## STATED GOAL
Identify the lines that contain the word "новообразования" and copy each one.

Extracted data entries
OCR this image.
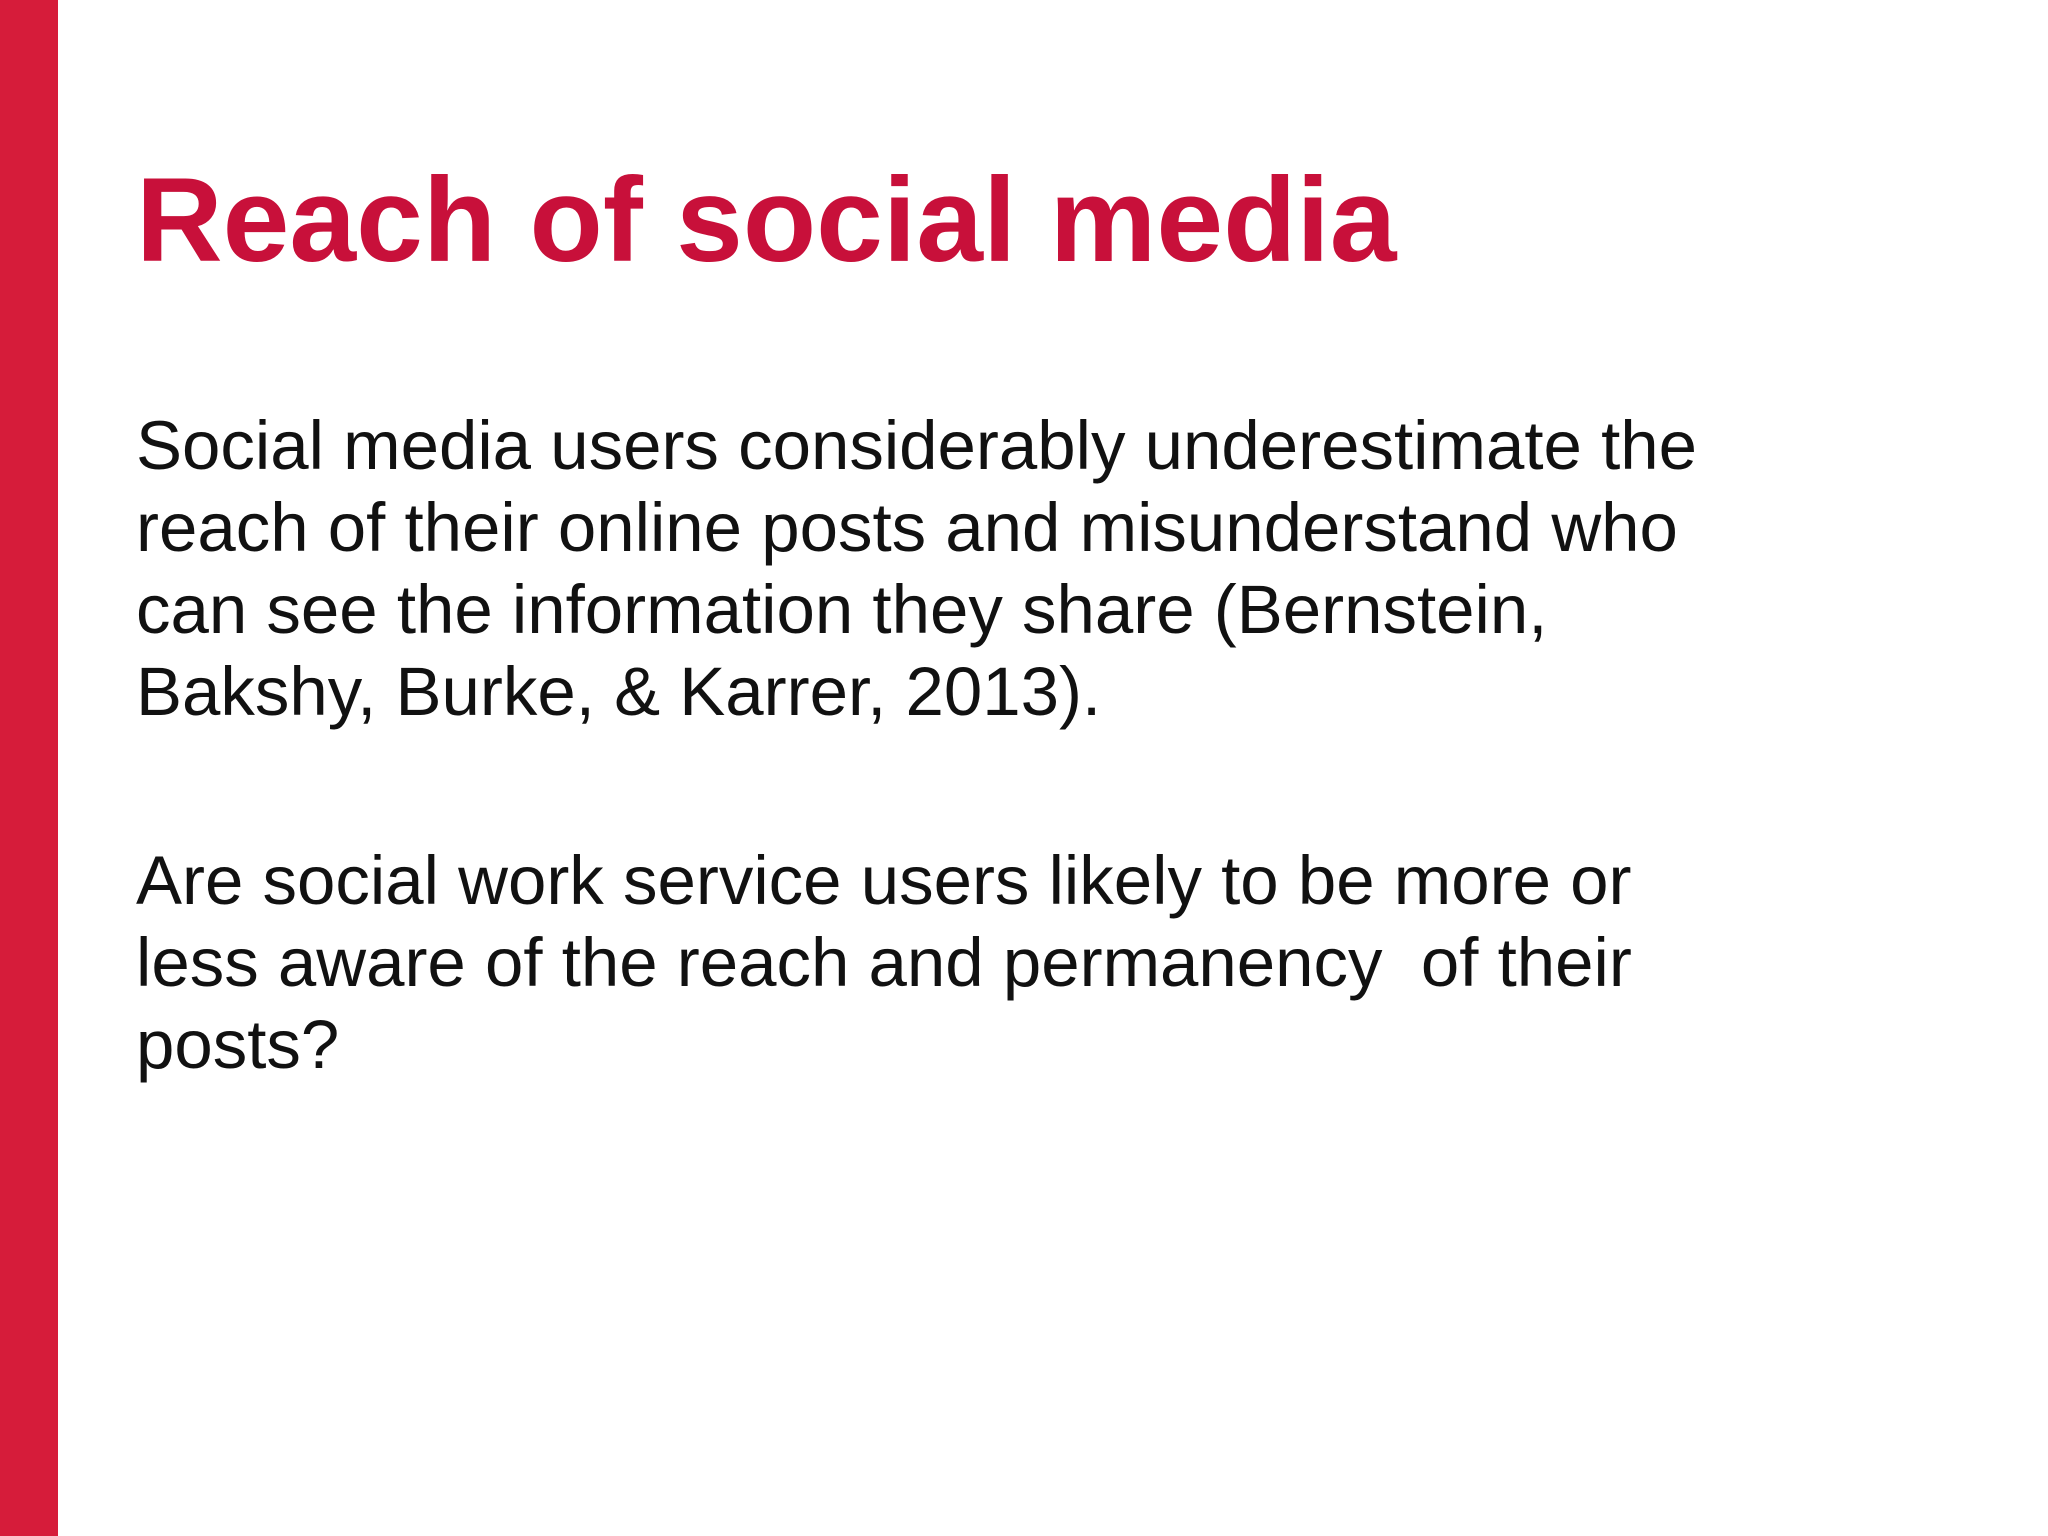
Reach of social media

Social media users considerably underestimate the
reach of their online posts and misunderstand who
can see the information they share (Bernstein,
Bakshy, Burke, & Karrer, 2013).

Are social work service users likely to be more or
less aware of the reach and permanency  of their
posts?
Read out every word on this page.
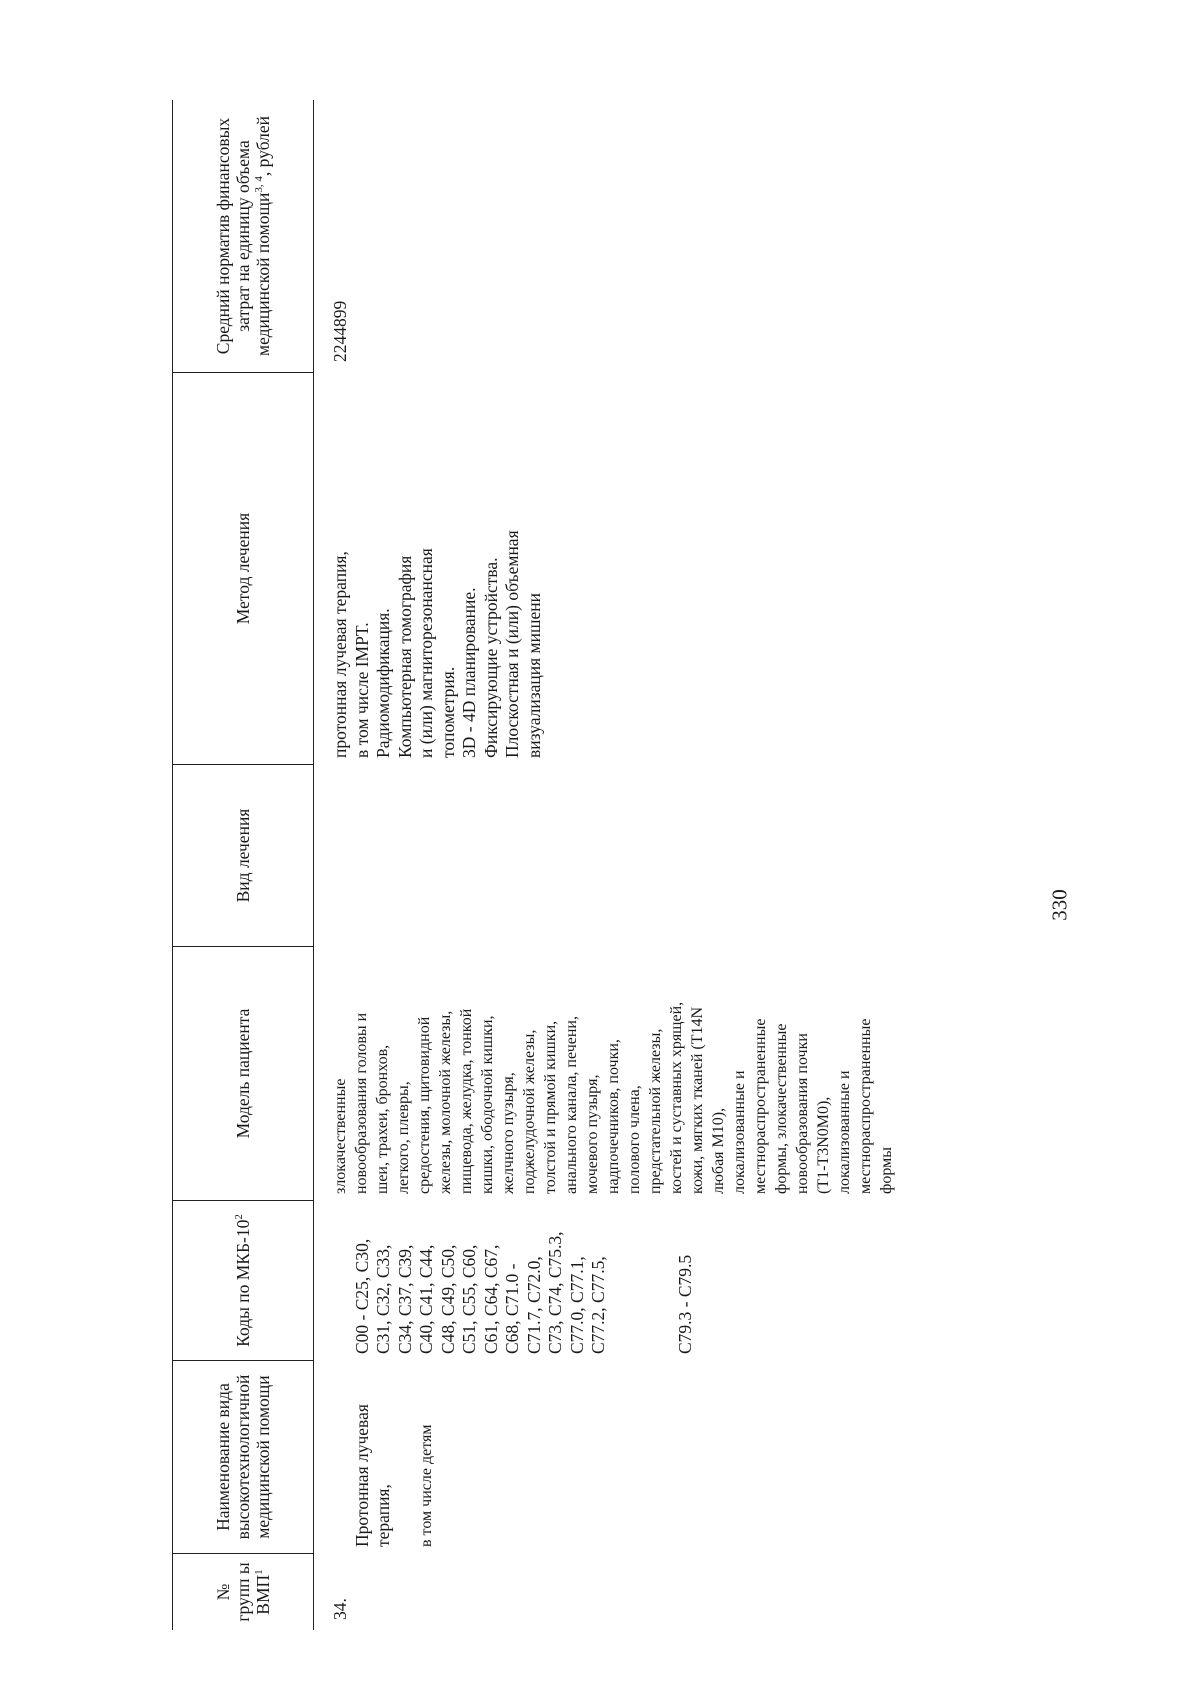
330
№ групп ы ВМП$^1$
Наименование вида высокотехнологичной медицинской помощи
Коды по МКБ-$10^2$
Модель пациента
Вид лечения
Метод лечения
Средний норматив финансовых затрат на единицу объема медицинской помощи$^{3, 4}$, рублей
34.

Протонная лучевая терапия, в том числе детям

C00 - C25, C30,
C31, C32, C33,
C34, C37, C39,
C40, C41, C44,
C48, C49, C50,
C51, C55, C60,
C61, C64, C67,
C68, C71.0 -
C71.7, C72.0,
C73, C74, C75.3,
C77.0, C77.1,
C77.2, C77.5,	C79.3 - C79.5

злокачественные
новообразования головы и
шеи, трахеи, бронхов,
легкого, плевры,
средостения, щитовидной
железы, молочной железы,
пищевода, желудка, тонкой
кишки, ободочной кишки,
желчного пузыря,
поджелудочной железы,
толстой и прямой кишки,
анального канала, печени,
мочевого пузыря,
надпочечников, почки,
полового члена,
предстательной железы,
костей и суставных хрящей,
кожи, мягких тканей (T14N
любая M10),
локализованные и
местнораспространенные
формы, злокачественные
новообразования почки
(T1-T3N0M0),
локализованные и
местнораспространенные
формы
протонная лучевая терапия,
в том числе IMPT.
Радиомодификация.
Компьютерная томография
и (или) магниторезонансная
топометрия.
3D - 4D планирование.
Фиксирующие устройства.
Плоскостная и (или) объемная
визуализация мишени
2244899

## THE RESPONSE
новообразования головы и
новообразования почки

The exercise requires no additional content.